Problem statement -
Copy all lines in which the word "including" can be found.

──────── Entries supplied ────────

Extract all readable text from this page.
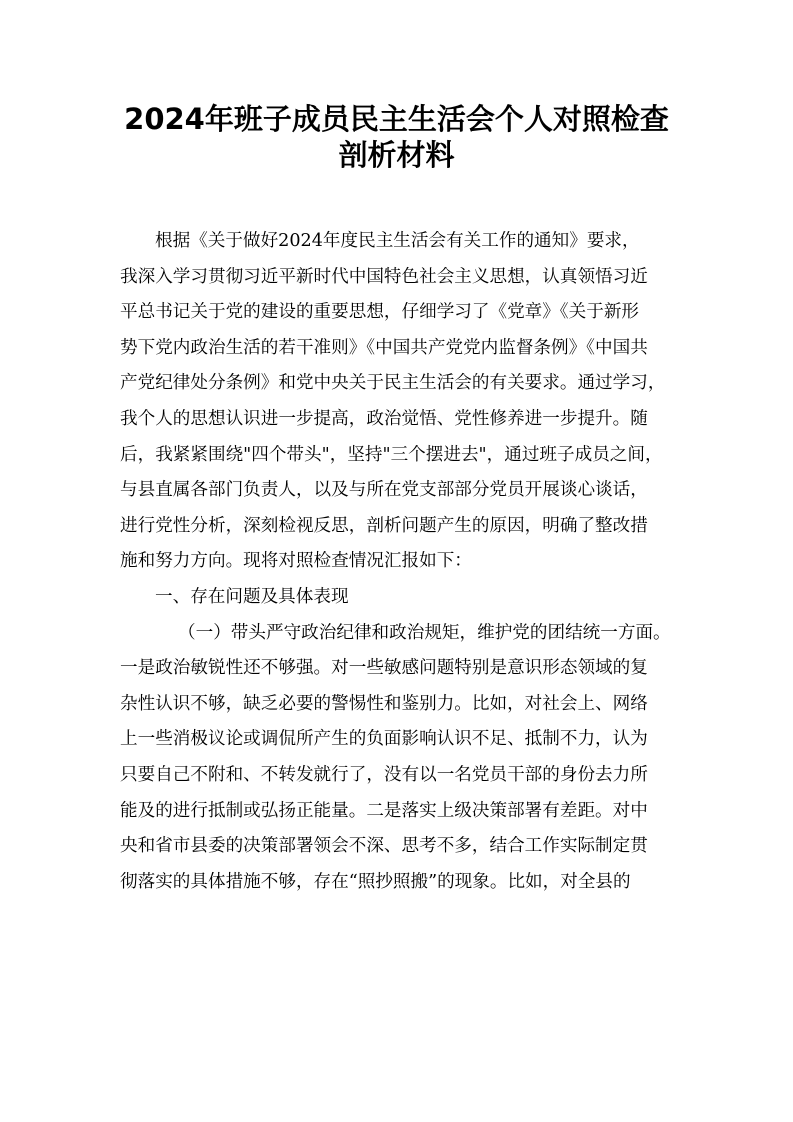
2024年班子成员民主生活会个人对照检查
剖析材料
根据《关于做好2024年度民主生活会有关工作的通知》要求，
我深入学习贯彻习近平新时代中国特色社会主义思想，认真领悟习近
平总书记关于党的建设的重要思想，仔细学习了《党章》《关于新形
势下党内政治生活的若干准则》《中国共产党党内监督条例》《中国共
产党纪律处分条例》和党中央关于民主生活会的有关要求。通过学习，
我个人的思想认识进一步提高，政治觉悟、党性修养进一步提升。随
后，我紧紧围绕"四个带头"，坚持"三个摆进去"，通过班子成员之间，
与县直属各部门负责人，以及与所在党支部部分党员开展谈心谈话，
进行党性分析，深刻检视反思，剖析问题产生的原因，明确了整改措
施和努力方向。现将对照检查情况汇报如下：
一、存在问题及具体表现
（一）带头严守政治纪律和政治规矩，维护党的团结统一方面。
一是政治敏锐性还不够强。对一些敏感问题特别是意识形态领域的复
杂性认识不够，缺乏必要的警惕性和鉴别力。比如，对社会上、网络
上一些消极议论或调侃所产生的负面影响认识不足、抵制不力，认为
只要自己不附和、不转发就行了，没有以一名党员干部的身份去力所
能及的进行抵制或弘扬正能量。二是落实上级决策部署有差距。对中
央和省市县委的决策部署领会不深、思考不多，结合工作实际制定贯
彻落实的具体措施不够，存在“照抄照搬”的现象。比如，对全县的
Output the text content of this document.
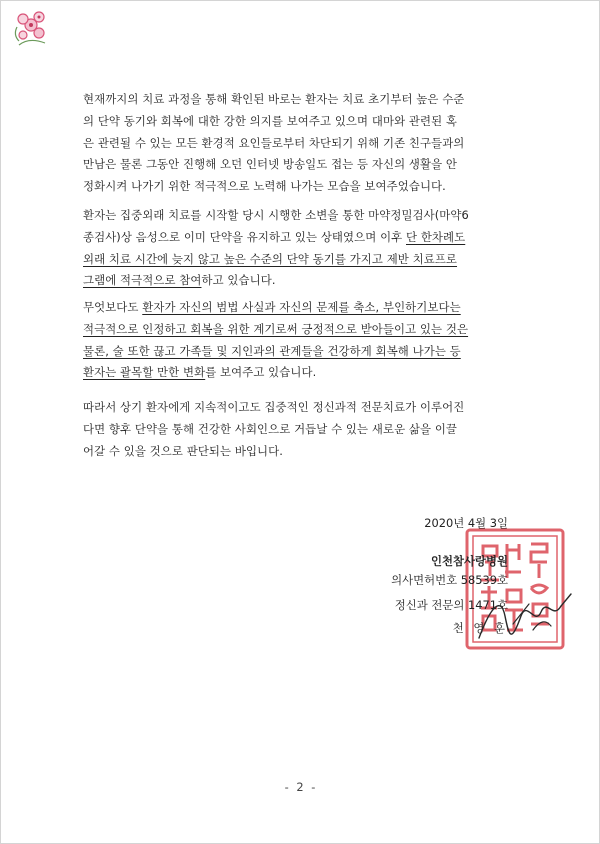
현재까지의 치료 과정을 통해 확인된 바로는 환자는 치료 초기부터 높은 수준
의 단약 동기와 회복에 대한 강한 의지를 보여주고 있으며 대마와 관련된 혹
은 관련될 수 있는 모든 환경적 요인들로부터 차단되기 위해 기존 친구들과의
만남은 물론 그동안 진행해 오던 인터넷 방송일도 접는 등 자신의 생활을 안
정화시켜 나가기 위한 적극적으로 노력해 나가는 모습을 보여주었습니다.

환자는 집중외래 치료를 시작할 당시 시행한 소변을 통한 마약정밀검사(마약6
종검사)상 음성으로 이미 단약을 유지하고 있는 상태였으며 이후 단 한차례도
외래 치료 시간에 늦지 않고 높은 수준의 단약 동기를 가지고 제반 치료프로
그램에 적극적으로 참여하고 있습니다.

무엇보다도 환자가 자신의 범법 사실과 자신의 문제를 축소, 부인하기보다는
적극적으로 인정하고 회복을 위한 계기로써 긍정적으로 받아들이고 있는 것은
물론, 술 또한 끊고 가족들 및 지인과의 관계들을 건강하게 회복해 나가는 등
환자는 괄목할 만한 변화를 보여주고 있습니다.

따라서 상기 환자에게 지속적이고도 집중적인 정신과적 전문치료가 이루어진
다면 향후 단약을 통해 건강한 사회인으로 거듭날 수 있는 새로운 삶을 이끌
어갈 수 있을 것으로 판단되는 바입니다.

2020년 4월 3일
인천참사랑병원
의사면허번호 58539호
정신과 전문의 1471호
천 영 훈
- 2 -
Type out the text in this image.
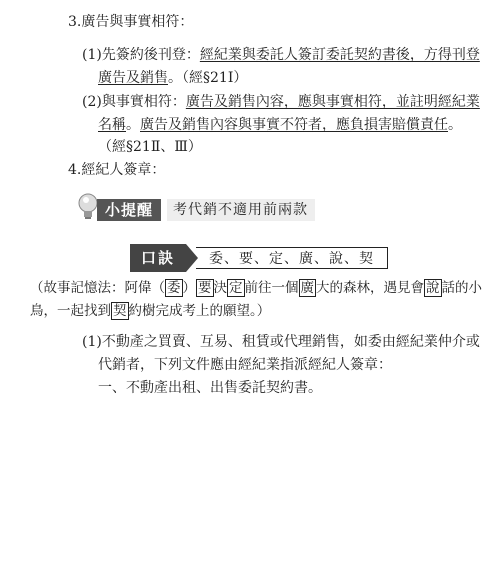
3.廣告與事實相符：
(1)先簽約後刊登：經紀業與委託人簽訂委託契約書後，方得刊登
廣告及銷售。（經§21Ⅰ）
(2)與事實相符：廣告及銷售內容，應與事實相符，並註明經紀業
名稱。廣告及銷售內容與事實不符者，應負損害賠償責任。
（經§21Ⅱ、Ⅲ）
4.經紀人簽章：
小提醒	考代銷不適用前兩款
口訣	委、要、定、廣、說、契
（故事記憶法：阿偉（ 委 ） 要 決 定 前往一個 廣 大的森林，遇見會 說 話的小
鳥，一起找到 契 約樹完成考上的願望。）
(1)不動產之買賣、互易、租賃或代理銷售，如委由經紀業仲介或
代銷者，下列文件應由經紀業指派經紀人簽章：
一、不動產出租、出售委託契約書。
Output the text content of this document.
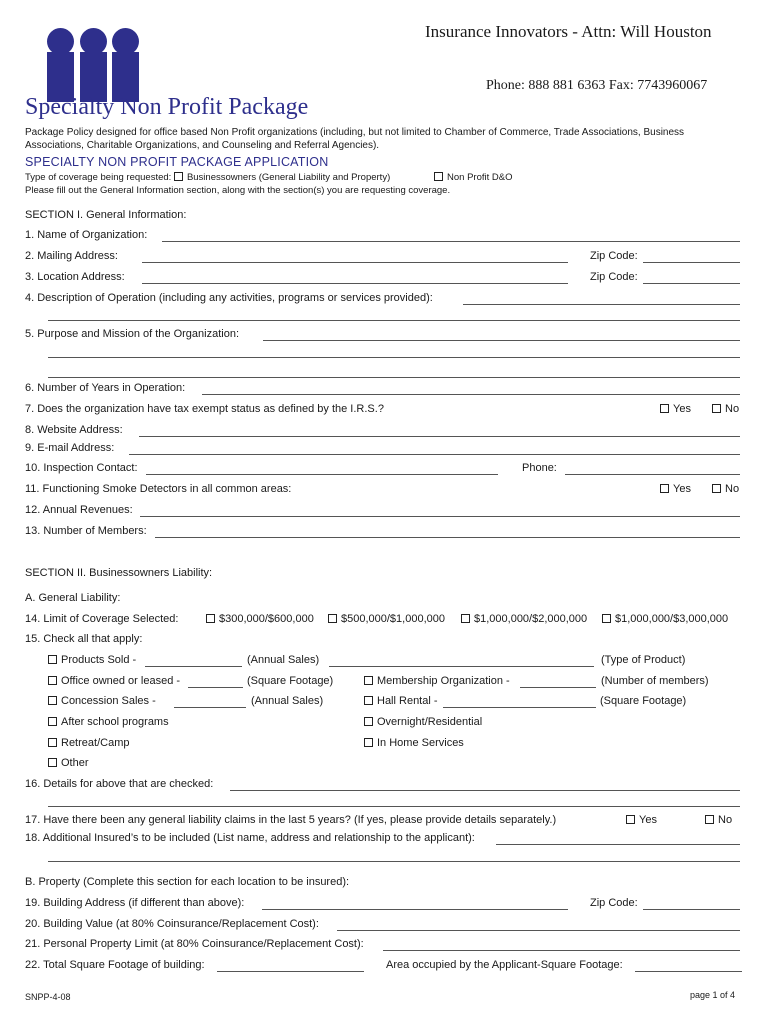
Insurance Innovators - Attn: Will Houston
Phone: 888 881 6363 Fax: 7743960067
Specialty Non Profit Package
Package Policy designed for office based Non Profit organizations (including, but not limited to Chamber of Commerce, Trade Associations, Business Associations, Charitable Organizations, and Counseling and Referral Agencies).
SPECIALTY NON PROFIT PACKAGE APPLICATION
Type of coverage being requested: Businessowners (General Liability and Property)	Non Profit D&O
Please fill out the General Information section, along with the section(s) you are requesting coverage.
SECTION I. General Information:
1. Name of Organization:
2. Mailing Address:	Zip Code:
3. Location Address:	Zip Code:
4. Description of Operation (including any activities, programs or services provided):
5. Purpose and Mission of the Organization:
6. Number of Years in Operation:
7. Does the organization have tax exempt status as defined by the I.R.S.?	Yes	No
8. Website Address:
9. E-mail Address:
10. Inspection Contact:	Phone:
11. Functioning Smoke Detectors in all common areas:	Yes	No
12. Annual Revenues:
13. Number of Members:
SECTION II. Businessowners Liability:
A. General Liability:
14. Limit of Coverage Selected:	$300,000/$600,000	$500,000/$1,000,000	$1,000,000/$2,000,000	$1,000,000/$3,000,000
15. Check all that apply:
Products Sold -	(Annual Sales)	(Type of Product)
Office owned or leased -	(Square Footage)	Membership Organization -	(Number of members)
Concession Sales -	(Annual Sales)	Hall Rental -	(Square Footage)
After school programs	Overnight/Residential
Retreat/Camp	In Home Services
Other
16. Details for above that are checked:
17. Have there been any general liability claims in the last 5 years? (If yes, please provide details separately.)	Yes	No
18. Additional Insured’s to be included (List name, address and relationship to the applicant):
B. Property (Complete this section for each location to be insured):
19. Building Address (if different than above):	Zip Code:
20. Building Value (at 80% Coinsurance/Replacement Cost):
21. Personal Property Limit (at 80% Coinsurance/Replacement Cost):
22. Total Square Footage of building:	Area occupied by the Applicant-Square Footage:
SNPP-4-08	page 1 of 4
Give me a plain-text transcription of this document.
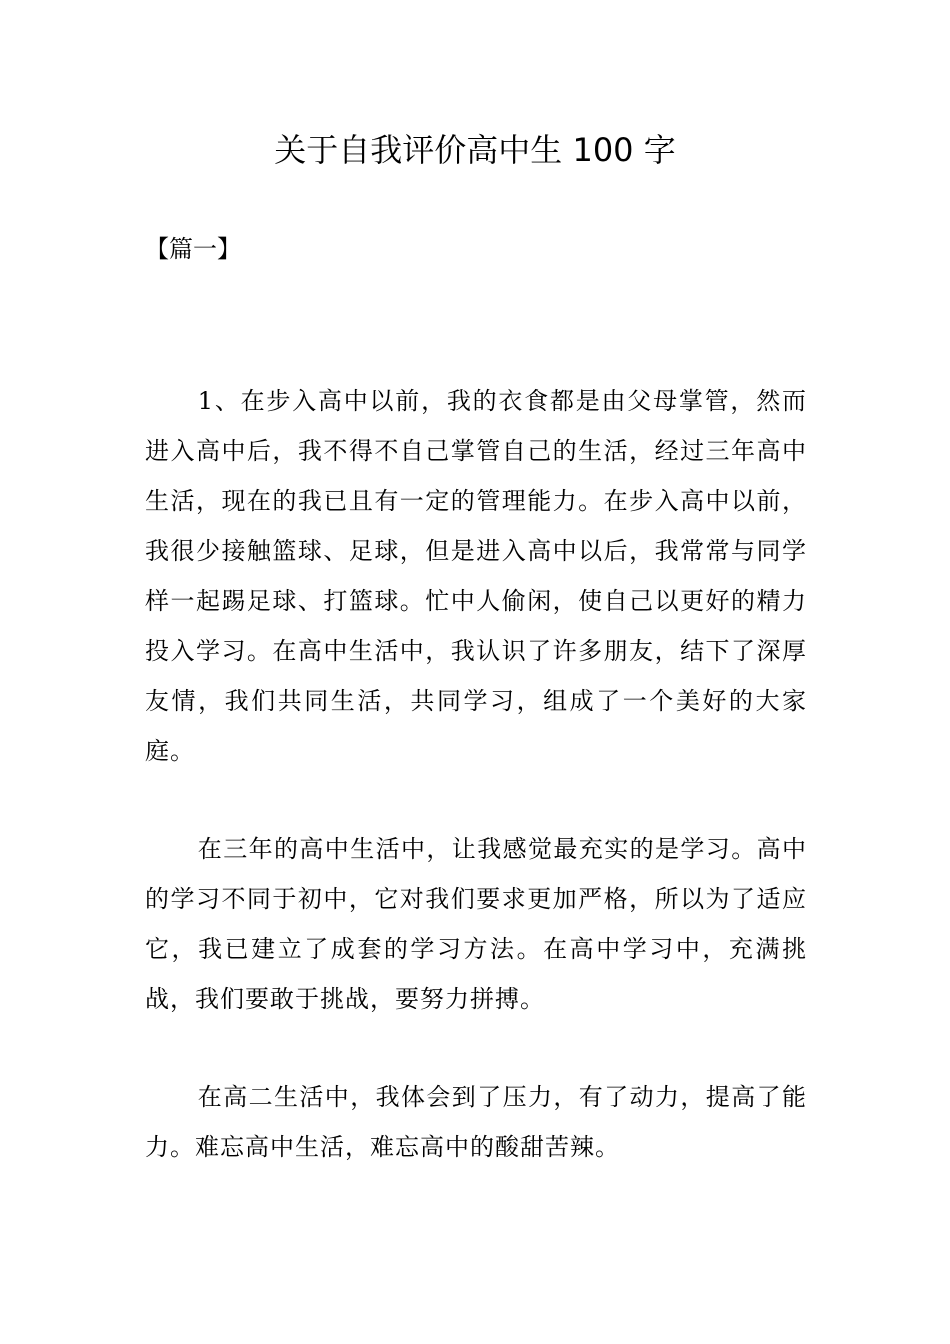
关于自我评价高中生 100 字

【篇一】

1、在步入高中以前，我的衣食都是由父母掌管，然而进入高中后，我不得不自己掌管自己的生活，经过三年高中生活，现在的我已且有一定的管理能力。在步入高中以前，我很少接触篮球、足球，但是进入高中以后，我常常与同学样一起踢足球、打篮球。忙中人偷闲，使自己以更好的精力投入学习。在高中生活中，我认识了许多朋友，结下了深厚友情，我们共同生活，共同学习，组成了一个美好的大家庭。

在三年的高中生活中，让我感觉最充实的是学习。高中的学习不同于初中，它对我们要求更加严格，所以为了适应它，我已建立了成套的学习方法。在高中学习中，充满挑战，我们要敢于挑战，要努力拼搏。

在高二生活中，我体会到了压力，有了动力，提高了能力。难忘高中生活，难忘高中的酸甜苦辣。
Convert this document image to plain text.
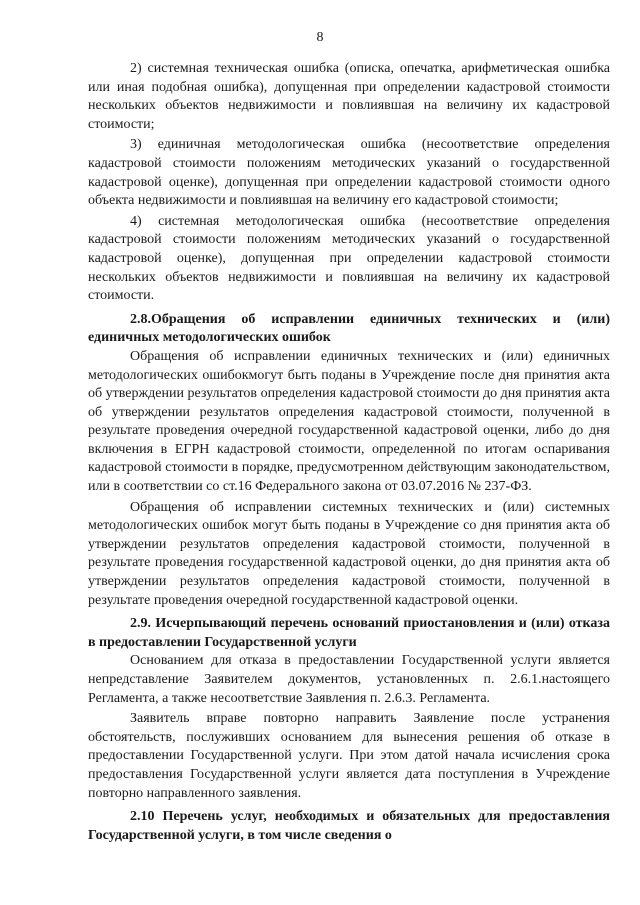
8

2) системная техническая ошибка (описка, опечатка, арифметическая ошибка или иная подобная ошибка), допущенная при определении кадастровой стоимости нескольких объектов недвижимости и повлиявшая на величину их кадастровой стоимости;

3) единичная методологическая ошибка (несоответствие определения кадастровой стоимости положениям методических указаний о государственной кадастровой оценке), допущенная при определении кадастровой стоимости одного объекта недвижимости и повлиявшая на величину его кадастровой стоимости;

4) системная методологическая ошибка (несоответствие определения кадастровой стоимости положениям методических указаний о государственной кадастровой оценке), допущенная при определении кадастровой стоимости нескольких объектов недвижимости и повлиявшая на величину их кадастровой стоимости.

2.8.Обращения об исправлении единичных технических и (или) единичных методологических ошибок

Обращения об исправлении единичных технических и (или) единичных методологических ошибокмогут быть поданы в Учреждение после дня принятия акта об утверждении результатов определения кадастровой стоимости до дня принятия акта об утверждении результатов определения кадастровой стоимости, полученной в результате проведения очередной государственной кадастровой оценки, либо до дня включения в ЕГРН кадастровой стоимости, определенной по итогам оспаривания кадастровой стоимости в порядке, предусмотренном действующим законодательством, или в соответствии со ст.16 Федерального закона от 03.07.2016 № 237-ФЗ.

Обращения об исправлении системных технических и (или) системных методологических ошибок могут быть поданы в Учреждение со дня принятия акта об утверждении результатов определения кадастровой стоимости, полученной в результате проведения государственной кадастровой оценки, до дня принятия акта об утверждении результатов определения кадастровой стоимости, полученной в результате проведения очередной государственной кадастровой оценки.

2.9. Исчерпывающий перечень оснований приостановления и (или) отказа в предоставлении Государственной услуги

Основанием для отказа в предоставлении Государственной услуги является непредставление Заявителем документов, установленных п. 2.6.1.настоящего Регламента, а также несоответствие Заявления п. 2.6.3. Регламента.

Заявитель вправе повторно направить Заявление после устранения обстоятельств, послуживших основанием для вынесения решения об отказе в предоставлении Государственной услуги. При этом датой начала исчисления срока предоставления Государственной услуги является дата поступления в Учреждение повторно направленного заявления.

2.10 Перечень услуг, необходимых и обязательных для предоставления Государственной услуги, в том числе сведения о
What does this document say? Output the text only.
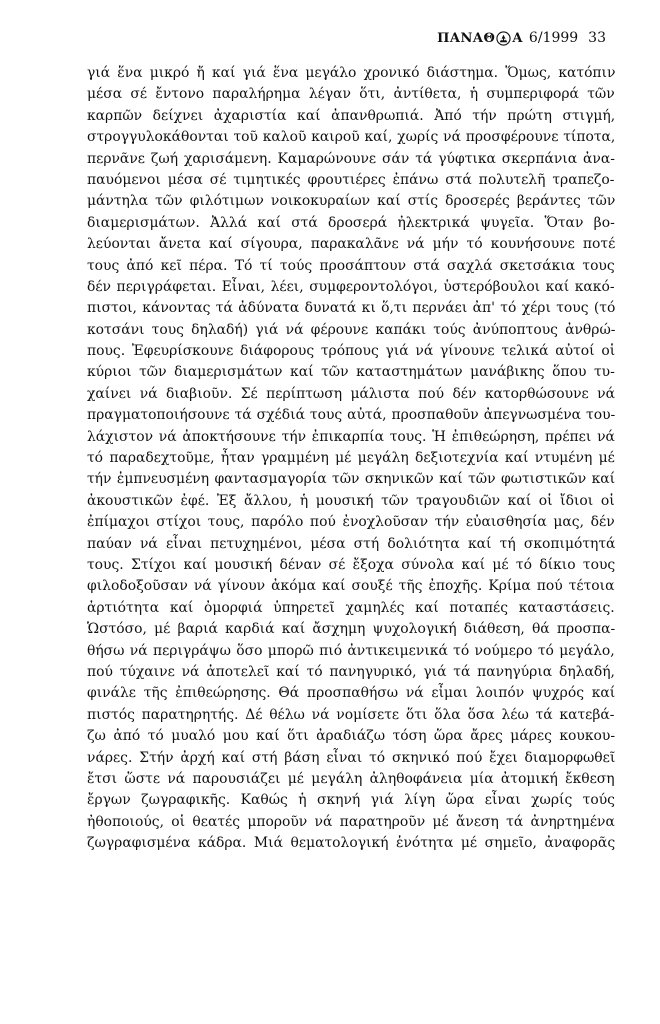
ΠΑΝΑΘ Α 6/1999 33
γιά ἕνα μικρό ἤ καί γιά ἕνα μεγάλο χρονικό διάστημα. Ὅμως, κατόπιν
μέσα σέ ἔντονο παραλήρημα λέγαν ὅτι, ἀντίθετα, ἡ συμπεριφορά τῶν
καρπῶν δείχνει ἀχαριστία καί ἀπανθρωπιά. Ἀπό τήν πρώτη στιγμή,
στρογγυλοκάθονται τοῦ καλοῦ καιροῦ καί, χωρίς νά προσφέρουνε τίποτα,
περνᾶνε ζωή χαρισάμενη. Καμαρώνουνε σάν τά γύφτικα σκερπάνια ἀνα-
παυόμενοι μέσα σέ τιμητικές φρουτιέρες ἐπάνω στά πολυτελῆ τραπεζο-
μάντηλα τῶν φιλότιμων νοικοκυραίων καί στίς δροσερές βεράντες τῶν
διαμερισμάτων. Ἀλλά καί στά δροσερά ἠλεκτρικά ψυγεῖα. Ὅταν βο-
λεύονται ἄνετα καί σίγουρα, παρακαλᾶνε νά μήν τό κουνήσουνε ποτέ
τους ἀπό κεῖ πέρα. Τό τί τούς προσάπτουν στά σαχλά σκετσάκια τους
δέν περιγράφεται. Εἶναι, λέει, συμφεροντολόγοι, ὑστερόβουλοι καί κακό-
πιστοι, κάνοντας τά ἀδύνατα δυνατά κι ὅ,τι περνάει ἀπ' τό χέρι τους (τό
κοτσάνι τους δηλαδή) γιά νά φέρουνε καπάκι τούς ἀνύποπτους ἀνθρώ-
πους. Ἐφευρίσκουνε διάφορους τρόπους γιά νά γίνουνε τελικά αὐτοί οἱ
κύριοι τῶν διαμερισμάτων καί τῶν καταστημάτων μανάβικης ὅπου τυ-
χαίνει νά διαβιοῦν. Σέ περίπτωση μάλιστα πού δέν κατορθώσουνε νά
πραγματοποιήσουνε τά σχέδιά τους αὐτά, προσπαθοῦν ἀπεγνωσμένα του-
λάχιστον νά ἀποκτήσουνε τήν ἐπικαρπία τους. Ἡ ἐπιθεώρηση, πρέπει νά
τό παραδεχτοῦμε, ἦταν γραμμένη μέ μεγάλη δεξιοτεχνία καί ντυμένη μέ
τήν ἐμπνευσμένη φαντασμαγορία τῶν σκηνικῶν καί τῶν φωτιστικῶν καί
ἀκουστικῶν ἐφέ. Ἐξ ἄλλου, ἡ μουσική τῶν τραγουδιῶν καί οἱ ἴδιοι οἱ
ἐπίμαχοι στίχοι τους, παρόλο πού ἐνοχλοῦσαν τήν εὐαισθησία μας, δέν
παύαν νά εἶναι πετυχημένοι, μέσα στή δολιότητα καί τή σκοπιμότητά
τους. Στίχοι καί μουσική δέναν σέ ἔξοχα σύνολα καί μέ τό δίκιο τους
φιλοδοξοῦσαν νά γίνουν ἀκόμα καί σουξέ τῆς ἐποχῆς. Κρίμα πού τέτοια
ἀρτιότητα καί ὀμορφιά ὑπηρετεῖ χαμηλές καί ποταπές καταστάσεις.
Ὡστόσο, μέ βαριά καρδιά καί ἄσχημη ψυχολογική διάθεση, θά προσπα-
θήσω νά περιγράψω ὅσο μπορῶ πιό ἀντικειμενικά τό νούμερο τό μεγάλο,
πού τύχαινε νά ἀποτελεῖ καί τό πανηγυρικό, γιά τά πανηγύρια δηλαδή,
φινάλε τῆς ἐπιθεώρησης. Θά προσπαθήσω νά εἶμαι λοιπόν ψυχρός καί
πιστός παρατηρητής. Δέ θέλω νά νομίσετε ὅτι ὅλα ὅσα λέω τά κατεβά-
ζω ἀπό τό μυαλό μου καί ὅτι ἀραδιάζω τόση ὥρα ἄρες μάρες κουκου-
νάρες. Στήν ἀρχή καί στή βάση εἶναι τό σκηνικό πού ἔχει διαμορφωθεῖ
ἔτσι ὥστε νά παρουσιάζει μέ μεγάλη ἀληθοφάνεια μία ἀτομική ἔκθεση
ἔργων ζωγραφικῆς. Καθώς ἡ σκηνή γιά λίγη ὥρα εἶναι χωρίς τούς
ἠθοποιούς, οἱ θεατές μποροῦν νά παρατηροῦν μέ ἄνεση τά ἀνηρτημένα
ζωγραφισμένα κάδρα. Μιά θεματολογική ἑνότητα μέ σημεῖο, ἀναφορᾶς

────────

Output -
Package Policy designed for office based Non Profit organizations (including, but not limited to Chamber of Commerce, Trade Associations, Business Associations, Charitable Organizations, and Counseling and Referral Agencies).
4. Description of Operation (including any activities, programs or services provided):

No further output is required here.